* _Given records_:
____

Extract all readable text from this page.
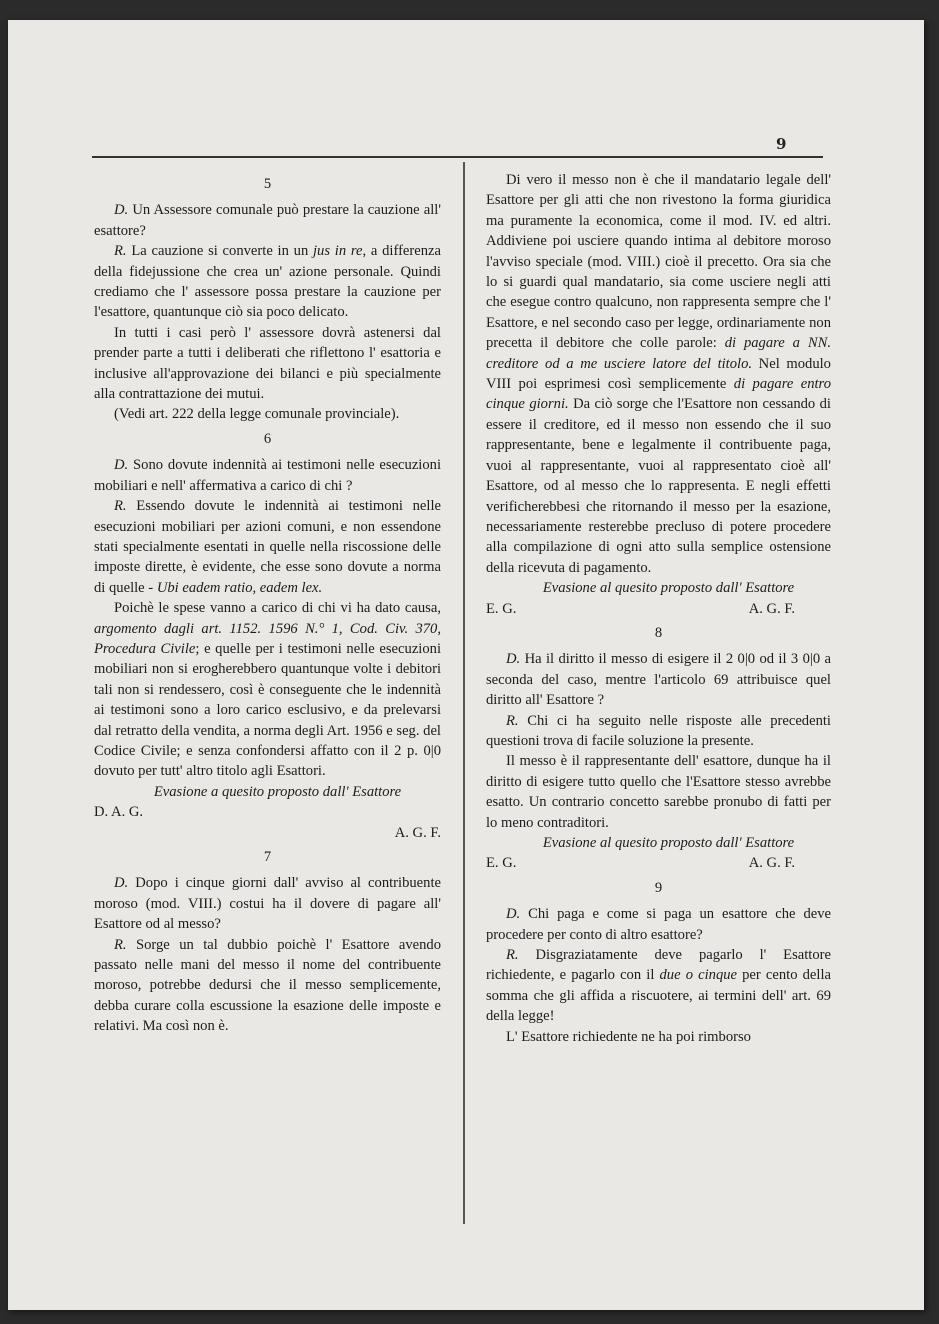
9
5

D. Un Assessore comunale può prestare la cauzione all' esattore?

R. La cauzione si converte in un jus in re, a differenza della fidejussione che crea un' azione personale. Quindi crediamo che l' assessore possa prestare la cauzione per l'esattore, quantunque ciò sia poco delicato.

In tutti i casi però l' assessore dovrà astenersi dal prender parte a tutti i deliberati che riflettono l' esattoria e inclusive all'approvazione dei bilanci e più specialmente alla contrattazione dei mutui.

(Vedi art. 222 della legge comunale provinciale).

6

D. Sono dovute indennità ai testimoni nelle esecuzioni mobiliari e nell' affermativa a carico di chi ?

R. Essendo dovute le indennità ai testimoni nelle esecuzioni mobiliari per azioni comuni, e non essendone stati specialmente esentati in quelle nella riscossione delle imposte dirette, è evidente, che esse sono dovute a norma di quelle - Ubi eadem ratio, eadem lex.

Poichè le spese vanno a carico di chi vi ha dato causa, argomento dagli art. 1152. 1596 N.° 1, Cod. Civ. 370, Procedura Civile; e quelle per i testimoni nelle esecuzioni mobiliari non si erogherebbero quantunque volte i debitori tali non si rendessero, così è conseguente che le indennità ai testimoni sono a loro carico esclusivo, e da prelevarsi dal retratto della vendita, a norma degli Art. 1956 e seg. del Codice Civile; e senza confondersi affatto con il 2 p. 0|0 dovuto per tutt' altro titolo agli Esattori.

Evasione a quesito proposto dall' Esattore

D. A. G.

A. G. F.

7

D. Dopo i cinque giorni dall' avviso al contribuente moroso (mod. VIII.) costui ha il dovere di pagare all' Esattore od al messo?

R. Sorge un tal dubbio poichè l' Esattore avendo passato nelle mani del messo il nome del contribuente moroso, potrebbe dedursi che il messo semplicemente, debba curare colla escussione la esazione delle imposte e relativi. Ma così non è.

Di vero il messo non è che il mandatario legale dell' Esattore per gli atti che non rivestono la forma giuridica ma puramente la economica, come il mod. IV. ed altri. Addiviene poi usciere quando intima al debitore moroso l'avviso speciale (mod. VIII.) cioè il precetto. Ora sia che lo si guardi qual mandatario, sia come usciere negli atti che esegue contro qualcuno, non rappresenta sempre che l' Esattore, e nel secondo caso per legge, ordinariamente non precetta il debitore che colle parole: di pagare a NN. creditore od a me usciere latore del titolo. Nel modulo VIII poi esprimesi così semplicemente di pagare entro cinque giorni. Da ciò sorge che l'Esattore non cessando di essere il creditore, ed il messo non essendo che il suo rappresentante, bene e legalmente il contribuente paga, vuoi al rappresentante, vuoi al rappresentato cioè all' Esattore, od al messo che lo rappresenta. E negli effetti verificherebbesi che ritornando il messo per la esazione, necessariamente resterebbe precluso di potere procedere alla compilazione di ogni atto sulla semplice ostensione della ricevuta di pagamento.

Evasione al quesito proposto dall' Esattore

E. G.	A. G. F.
8

D. Ha il diritto il messo di esigere il 2 0|0 od il 3 0|0 a seconda del caso, mentre l'articolo 69 attribuisce quel diritto all' Esattore ?

R. Chi ci ha seguito nelle risposte alle precedenti questioni trova di facile soluzione la presente.

Il messo è il rappresentante dell' esattore, dunque ha il diritto di esigere tutto quello che l'Esattore stesso avrebbe esatto. Un contrario concetto sarebbe pronubo di fatti per lo meno contraditori.

Evasione al quesito proposto dall' Esattore

E. G.	A. G. F.
9

D. Chi paga e come si paga un esattore che deve procedere per conto di altro esattore?

R. Disgraziatamente deve pagarlo l' Esattore richiedente, e pagarlo con il due o cinque per cento della somma che gli affida a riscuotere, ai termini dell' art. 69 della legge!

L' Esattore richiedente ne ha poi rimborso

____

* _What the task asks_: Quote the full listing above word for word; exclude every picture from the copy.

* _Task output_:
Extract all readable text from this page.
9
5

D. Un Assessore comunale può prestare la cauzione all' esattore?

R. La cauzione si converte in un jus in re, a differenza della fidejussione che crea un' azione personale. Quindi crediamo che l' assessore possa prestare la cauzione per l'esattore, quantunque ciò sia poco delicato.

In tutti i casi però l' assessore dovrà astenersi dal prender parte a tutti i deliberati che riflettono l' esattoria e inclusive all'approvazione dei bilanci e più specialmente alla contrattazione dei mutui.

(Vedi art. 222 della legge comunale provinciale).

6

D. Sono dovute indennità ai testimoni nelle esecuzioni mobiliari e nell' affermativa a carico di chi ?

R. Essendo dovute le indennità ai testimoni nelle esecuzioni mobiliari per azioni comuni, e non essendone stati specialmente esentati in quelle nella riscossione delle imposte dirette, è evidente, che esse sono dovute a norma di quelle - Ubi eadem ratio, eadem lex.

Poichè le spese vanno a carico di chi vi ha dato causa, argomento dagli art. 1152. 1596 N.° 1, Cod. Civ. 370, Procedura Civile; e quelle per i testimoni nelle esecuzioni mobiliari non si erogherebbero quantunque volte i debitori tali non si rendessero, così è conseguente che le indennità ai testimoni sono a loro carico esclusivo, e da prelevarsi dal retratto della vendita, a norma degli Art. 1956 e seg. del Codice Civile; e senza confondersi affatto con il 2 p. 0|0 dovuto per tutt' altro titolo agli Esattori.

Evasione a quesito proposto dall' Esattore

D. A. G.

A. G. F.

7

D. Dopo i cinque giorni dall' avviso al contribuente moroso (mod. VIII.) costui ha il dovere di pagare all' Esattore od al messo?

R. Sorge un tal dubbio poichè l' Esattore avendo passato nelle mani del messo il nome del contribuente moroso, potrebbe dedursi che il messo semplicemente, debba curare colla escussione la esazione delle imposte e relativi. Ma così non è.

Di vero il messo non è che il mandatario legale dell' Esattore per gli atti che non rivestono la forma giuridica ma puramente la economica, come il mod. IV. ed altri. Addiviene poi usciere quando intima al debitore moroso l'avviso speciale (mod. VIII.) cioè il precetto. Ora sia che lo si guardi qual mandatario, sia come usciere negli atti che esegue contro qualcuno, non rappresenta sempre che l' Esattore, e nel secondo caso per legge, ordinariamente non precetta il debitore che colle parole: di pagare a NN. creditore od a me usciere latore del titolo. Nel modulo VIII poi esprimesi così semplicemente di pagare entro cinque giorni. Da ciò sorge che l'Esattore non cessando di essere il creditore, ed il messo non essendo che il suo rappresentante, bene e legalmente il contribuente paga, vuoi al rappresentante, vuoi al rappresentato cioè all' Esattore, od al messo che lo rappresenta. E negli effetti verificherebbesi che ritornando il messo per la esazione, necessariamente resterebbe precluso di potere procedere alla compilazione di ogni atto sulla semplice ostensione della ricevuta di pagamento.

Evasione al quesito proposto dall' Esattore

E. G.	A. G. F.
8

D. Ha il diritto il messo di esigere il 2 0|0 od il 3 0|0 a seconda del caso, mentre l'articolo 69 attribuisce quel diritto all' Esattore ?

R. Chi ci ha seguito nelle risposte alle precedenti questioni trova di facile soluzione la presente.

Il messo è il rappresentante dell' esattore, dunque ha il diritto di esigere tutto quello che l'Esattore stesso avrebbe esatto. Un contrario concetto sarebbe pronubo di fatti per lo meno contraditori.

Evasione al quesito proposto dall' Esattore

E. G.	A. G. F.
9

D. Chi paga e come si paga un esattore che deve procedere per conto di altro esattore?

R. Disgraziatamente deve pagarlo l' Esattore richiedente, e pagarlo con il due o cinque per cento della somma che gli affida a riscuotere, ai termini dell' art. 69 della legge!

L' Esattore richiedente ne ha poi rimborso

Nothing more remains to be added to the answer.